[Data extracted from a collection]
'''

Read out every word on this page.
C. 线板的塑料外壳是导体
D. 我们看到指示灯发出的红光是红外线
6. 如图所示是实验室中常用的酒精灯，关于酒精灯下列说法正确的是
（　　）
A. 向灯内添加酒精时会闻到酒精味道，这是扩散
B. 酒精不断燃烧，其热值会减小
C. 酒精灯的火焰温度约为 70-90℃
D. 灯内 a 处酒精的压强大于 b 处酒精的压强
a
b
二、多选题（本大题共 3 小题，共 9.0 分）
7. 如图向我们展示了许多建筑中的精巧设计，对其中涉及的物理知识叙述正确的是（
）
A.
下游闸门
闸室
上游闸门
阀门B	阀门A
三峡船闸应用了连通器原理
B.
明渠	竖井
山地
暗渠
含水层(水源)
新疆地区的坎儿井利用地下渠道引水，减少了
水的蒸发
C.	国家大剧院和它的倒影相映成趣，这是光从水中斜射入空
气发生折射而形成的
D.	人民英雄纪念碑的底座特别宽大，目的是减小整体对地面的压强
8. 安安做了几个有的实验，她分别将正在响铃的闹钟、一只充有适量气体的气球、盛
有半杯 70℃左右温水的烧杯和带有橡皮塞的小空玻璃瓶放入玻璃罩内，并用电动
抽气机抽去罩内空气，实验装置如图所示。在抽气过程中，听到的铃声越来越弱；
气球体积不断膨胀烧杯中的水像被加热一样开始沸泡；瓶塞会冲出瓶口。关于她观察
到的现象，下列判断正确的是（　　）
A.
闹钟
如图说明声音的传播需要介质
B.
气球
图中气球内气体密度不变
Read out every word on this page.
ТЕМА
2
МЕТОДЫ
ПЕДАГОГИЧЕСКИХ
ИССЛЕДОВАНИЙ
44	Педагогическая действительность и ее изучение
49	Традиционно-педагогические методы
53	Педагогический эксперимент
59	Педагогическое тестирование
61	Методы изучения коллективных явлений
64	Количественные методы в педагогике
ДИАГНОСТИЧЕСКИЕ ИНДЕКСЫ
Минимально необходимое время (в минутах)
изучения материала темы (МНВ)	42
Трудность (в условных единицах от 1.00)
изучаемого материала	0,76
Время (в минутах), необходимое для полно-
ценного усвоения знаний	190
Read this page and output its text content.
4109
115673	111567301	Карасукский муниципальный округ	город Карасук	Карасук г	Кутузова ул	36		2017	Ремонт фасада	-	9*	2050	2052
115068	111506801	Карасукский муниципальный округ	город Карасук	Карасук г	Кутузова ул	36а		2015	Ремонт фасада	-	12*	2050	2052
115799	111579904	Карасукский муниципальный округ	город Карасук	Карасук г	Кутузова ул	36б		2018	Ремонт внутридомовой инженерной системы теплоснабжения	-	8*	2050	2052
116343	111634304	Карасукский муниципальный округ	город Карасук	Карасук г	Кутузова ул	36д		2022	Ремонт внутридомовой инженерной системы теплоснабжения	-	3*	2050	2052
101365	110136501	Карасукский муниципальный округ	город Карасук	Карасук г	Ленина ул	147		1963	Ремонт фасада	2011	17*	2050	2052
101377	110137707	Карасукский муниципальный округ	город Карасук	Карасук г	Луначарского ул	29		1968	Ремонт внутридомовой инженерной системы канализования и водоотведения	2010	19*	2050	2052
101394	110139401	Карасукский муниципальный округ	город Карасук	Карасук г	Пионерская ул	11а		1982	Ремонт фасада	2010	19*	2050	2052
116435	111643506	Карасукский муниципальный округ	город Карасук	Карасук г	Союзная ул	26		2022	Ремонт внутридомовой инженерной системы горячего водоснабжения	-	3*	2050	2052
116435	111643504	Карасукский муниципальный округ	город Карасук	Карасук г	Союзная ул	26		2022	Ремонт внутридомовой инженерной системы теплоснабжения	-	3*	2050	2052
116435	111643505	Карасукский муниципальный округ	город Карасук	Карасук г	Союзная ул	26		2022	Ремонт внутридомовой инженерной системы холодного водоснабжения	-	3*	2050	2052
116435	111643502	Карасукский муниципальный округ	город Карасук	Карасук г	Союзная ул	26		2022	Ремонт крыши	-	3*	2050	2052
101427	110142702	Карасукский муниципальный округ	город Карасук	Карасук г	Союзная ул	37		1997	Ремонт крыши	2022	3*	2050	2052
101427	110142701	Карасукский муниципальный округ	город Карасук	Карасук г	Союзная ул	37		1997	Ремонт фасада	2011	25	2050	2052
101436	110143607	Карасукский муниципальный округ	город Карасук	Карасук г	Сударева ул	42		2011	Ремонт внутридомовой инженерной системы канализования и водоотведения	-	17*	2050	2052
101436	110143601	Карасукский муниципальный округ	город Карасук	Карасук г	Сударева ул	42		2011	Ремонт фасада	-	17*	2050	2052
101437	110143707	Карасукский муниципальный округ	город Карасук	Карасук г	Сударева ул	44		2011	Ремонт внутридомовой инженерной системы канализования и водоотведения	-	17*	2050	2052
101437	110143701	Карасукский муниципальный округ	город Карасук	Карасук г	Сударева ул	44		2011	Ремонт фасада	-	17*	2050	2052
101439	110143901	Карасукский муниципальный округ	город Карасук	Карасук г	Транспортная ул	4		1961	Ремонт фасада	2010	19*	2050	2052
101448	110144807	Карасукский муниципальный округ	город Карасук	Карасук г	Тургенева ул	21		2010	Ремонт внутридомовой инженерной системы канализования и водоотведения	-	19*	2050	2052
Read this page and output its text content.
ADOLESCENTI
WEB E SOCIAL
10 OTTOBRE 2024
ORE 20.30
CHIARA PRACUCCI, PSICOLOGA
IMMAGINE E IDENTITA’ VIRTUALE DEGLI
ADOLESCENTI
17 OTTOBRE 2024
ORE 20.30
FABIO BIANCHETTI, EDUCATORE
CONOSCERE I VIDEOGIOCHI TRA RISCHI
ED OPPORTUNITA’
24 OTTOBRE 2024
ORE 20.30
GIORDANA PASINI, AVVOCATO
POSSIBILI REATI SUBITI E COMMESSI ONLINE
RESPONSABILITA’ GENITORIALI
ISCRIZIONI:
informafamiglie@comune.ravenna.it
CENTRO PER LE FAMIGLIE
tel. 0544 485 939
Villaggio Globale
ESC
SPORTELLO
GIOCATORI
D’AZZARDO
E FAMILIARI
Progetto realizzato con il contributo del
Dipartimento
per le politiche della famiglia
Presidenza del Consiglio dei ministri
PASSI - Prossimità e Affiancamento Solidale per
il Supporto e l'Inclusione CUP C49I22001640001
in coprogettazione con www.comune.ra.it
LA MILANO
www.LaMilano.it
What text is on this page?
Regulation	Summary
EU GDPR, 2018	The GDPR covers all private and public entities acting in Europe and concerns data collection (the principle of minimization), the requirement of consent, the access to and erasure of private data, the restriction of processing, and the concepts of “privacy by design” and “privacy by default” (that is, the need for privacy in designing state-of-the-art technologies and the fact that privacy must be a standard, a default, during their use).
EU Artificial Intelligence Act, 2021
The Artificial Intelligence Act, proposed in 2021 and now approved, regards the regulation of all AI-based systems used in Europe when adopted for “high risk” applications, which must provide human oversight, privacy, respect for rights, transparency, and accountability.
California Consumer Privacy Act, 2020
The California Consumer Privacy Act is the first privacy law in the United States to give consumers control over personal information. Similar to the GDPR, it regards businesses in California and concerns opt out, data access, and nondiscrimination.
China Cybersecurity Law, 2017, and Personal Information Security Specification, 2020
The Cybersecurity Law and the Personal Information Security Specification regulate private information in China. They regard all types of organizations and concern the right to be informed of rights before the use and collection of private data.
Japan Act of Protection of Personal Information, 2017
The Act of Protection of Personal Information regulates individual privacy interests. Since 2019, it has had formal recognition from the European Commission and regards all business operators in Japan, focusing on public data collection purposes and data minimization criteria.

'''

• _TASK PROMPT_
Quote the material exactly, leaving nothing out.

• _SOLUTION FOR THIS TASK_
Read out every word on this page.
C. 线板的塑料外壳是导体
D. 我们看到指示灯发出的红光是红外线
6. 如图所示是实验室中常用的酒精灯，关于酒精灯下列说法正确的是
（　　）
A. 向灯内添加酒精时会闻到酒精味道，这是扩散
B. 酒精不断燃烧，其热值会减小
C. 酒精灯的火焰温度约为 70-90℃
D. 灯内 a 处酒精的压强大于 b 处酒精的压强
a
b
二、多选题（本大题共 3 小题，共 9.0 分）
7. 如图向我们展示了许多建筑中的精巧设计，对其中涉及的物理知识叙述正确的是（
）
A.
下游闸门
闸室
上游闸门
阀门B	阀门A
三峡船闸应用了连通器原理
B.
明渠	竖井
山地
暗渠
含水层(水源)
新疆地区的坎儿井利用地下渠道引水，减少了
水的蒸发
C.	国家大剧院和它的倒影相映成趣，这是光从水中斜射入空
气发生折射而形成的
D.	人民英雄纪念碑的底座特别宽大，目的是减小整体对地面的压强
8. 安安做了几个有的实验，她分别将正在响铃的闹钟、一只充有适量气体的气球、盛
有半杯 70℃左右温水的烧杯和带有橡皮塞的小空玻璃瓶放入玻璃罩内，并用电动
抽气机抽去罩内空气，实验装置如图所示。在抽气过程中，听到的铃声越来越弱；
气球体积不断膨胀烧杯中的水像被加热一样开始沸泡；瓶塞会冲出瓶口。关于她观察
到的现象，下列判断正确的是（　　）
A.
闹钟
如图说明声音的传播需要介质
B.
气球
图中气球内气体密度不变
Read out every word on this page.
ТЕМА
2
МЕТОДЫ
ПЕДАГОГИЧЕСКИХ
ИССЛЕДОВАНИЙ
44	Педагогическая действительность и ее изучение
49	Традиционно-педагогические методы
53	Педагогический эксперимент
59	Педагогическое тестирование
61	Методы изучения коллективных явлений
64	Количественные методы в педагогике
ДИАГНОСТИЧЕСКИЕ ИНДЕКСЫ
Минимально необходимое время (в минутах)
изучения материала темы (МНВ)	42
Трудность (в условных единицах от 1.00)
изучаемого материала	0,76
Время (в минутах), необходимое для полно-
ценного усвоения знаний	190
Read this page and output its text content.
4109
115673	111567301	Карасукский муниципальный округ	город Карасук	Карасук г	Кутузова ул	36		2017	Ремонт фасада	-	9*	2050	2052
115068	111506801	Карасукский муниципальный округ	город Карасук	Карасук г	Кутузова ул	36а		2015	Ремонт фасада	-	12*	2050	2052
115799	111579904	Карасукский муниципальный округ	город Карасук	Карасук г	Кутузова ул	36б		2018	Ремонт внутридомовой инженерной системы теплоснабжения	-	8*	2050	2052
116343	111634304	Карасукский муниципальный округ	город Карасук	Карасук г	Кутузова ул	36д		2022	Ремонт внутридомовой инженерной системы теплоснабжения	-	3*	2050	2052
101365	110136501	Карасукский муниципальный округ	город Карасук	Карасук г	Ленина ул	147		1963	Ремонт фасада	2011	17*	2050	2052
101377	110137707	Карасукский муниципальный округ	город Карасук	Карасук г	Луначарского ул	29		1968	Ремонт внутридомовой инженерной системы канализования и водоотведения	2010	19*	2050	2052
101394	110139401	Карасукский муниципальный округ	город Карасук	Карасук г	Пионерская ул	11а		1982	Ремонт фасада	2010	19*	2050	2052
116435	111643506	Карасукский муниципальный округ	город Карасук	Карасук г	Союзная ул	26		2022	Ремонт внутридомовой инженерной системы горячего водоснабжения	-	3*	2050	2052
116435	111643504	Карасукский муниципальный округ	город Карасук	Карасук г	Союзная ул	26		2022	Ремонт внутридомовой инженерной системы теплоснабжения	-	3*	2050	2052
116435	111643505	Карасукский муниципальный округ	город Карасук	Карасук г	Союзная ул	26		2022	Ремонт внутридомовой инженерной системы холодного водоснабжения	-	3*	2050	2052
116435	111643502	Карасукский муниципальный округ	город Карасук	Карасук г	Союзная ул	26		2022	Ремонт крыши	-	3*	2050	2052
101427	110142702	Карасукский муниципальный округ	город Карасук	Карасук г	Союзная ул	37		1997	Ремонт крыши	2022	3*	2050	2052
101427	110142701	Карасукский муниципальный округ	город Карасук	Карасук г	Союзная ул	37		1997	Ремонт фасада	2011	25	2050	2052
101436	110143607	Карасукский муниципальный округ	город Карасук	Карасук г	Сударева ул	42		2011	Ремонт внутридомовой инженерной системы канализования и водоотведения	-	17*	2050	2052
101436	110143601	Карасукский муниципальный округ	город Карасук	Карасук г	Сударева ул	42		2011	Ремонт фасада	-	17*	2050	2052
101437	110143707	Карасукский муниципальный округ	город Карасук	Карасук г	Сударева ул	44		2011	Ремонт внутридомовой инженерной системы канализования и водоотведения	-	17*	2050	2052
101437	110143701	Карасукский муниципальный округ	город Карасук	Карасук г	Сударева ул	44		2011	Ремонт фасада	-	17*	2050	2052
101439	110143901	Карасукский муниципальный округ	город Карасук	Карасук г	Транспортная ул	4		1961	Ремонт фасада	2010	19*	2050	2052
101448	110144807	Карасукский муниципальный округ	город Карасук	Карасук г	Тургенева ул	21		2010	Ремонт внутридомовой инженерной системы канализования и водоотведения	-	19*	2050	2052
Read this page and output its text content.
ADOLESCENTI
WEB E SOCIAL
10 OTTOBRE 2024
ORE 20.30
CHIARA PRACUCCI, PSICOLOGA
IMMAGINE E IDENTITA’ VIRTUALE DEGLI
ADOLESCENTI
17 OTTOBRE 2024
ORE 20.30
FABIO BIANCHETTI, EDUCATORE
CONOSCERE I VIDEOGIOCHI TRA RISCHI
ED OPPORTUNITA’
24 OTTOBRE 2024
ORE 20.30
GIORDANA PASINI, AVVOCATO
POSSIBILI REATI SUBITI E COMMESSI ONLINE
RESPONSABILITA’ GENITORIALI
ISCRIZIONI:
informafamiglie@comune.ravenna.it
CENTRO PER LE FAMIGLIE
tel. 0544 485 939
Villaggio Globale
ESC
SPORTELLO
GIOCATORI
D’AZZARDO
E FAMILIARI
Progetto realizzato con il contributo del
Dipartimento
per le politiche della famiglia
Presidenza del Consiglio dei ministri
PASSI - Prossimità e Affiancamento Solidale per
il Supporto e l'Inclusione CUP C49I22001640001
in coprogettazione con www.comune.ra.it
LA MILANO
www.LaMilano.it
What text is on this page?
Regulation	Summary
EU GDPR, 2018	The GDPR covers all private and public entities acting in Europe and concerns data collection (the principle of minimization), the requirement of consent, the access to and erasure of private data, the restriction of processing, and the concepts of “privacy by design” and “privacy by default” (that is, the need for privacy in designing state-of-the-art technologies and the fact that privacy must be a standard, a default, during their use).
EU Artificial Intelligence Act, 2021
The Artificial Intelligence Act, proposed in 2021 and now approved, regards the regulation of all AI-based systems used in Europe when adopted for “high risk” applications, which must provide human oversight, privacy, respect for rights, transparency, and accountability.
California Consumer Privacy Act, 2020
The California Consumer Privacy Act is the first privacy law in the United States to give consumers control over personal information. Similar to the GDPR, it regards businesses in California and concerns opt out, data access, and nondiscrimination.
China Cybersecurity Law, 2017, and Personal Information Security Specification, 2020
The Cybersecurity Law and the Personal Information Security Specification regulate private information in China. They regard all types of organizations and concern the right to be informed of rights before the use and collection of private data.
Japan Act of Protection of Personal Information, 2017
The Act of Protection of Personal Information regulates individual privacy interests. Since 2019, it has had formal recognition from the European Commission and regards all business operators in Japan, focusing on public data collection purposes and data minimization criteria.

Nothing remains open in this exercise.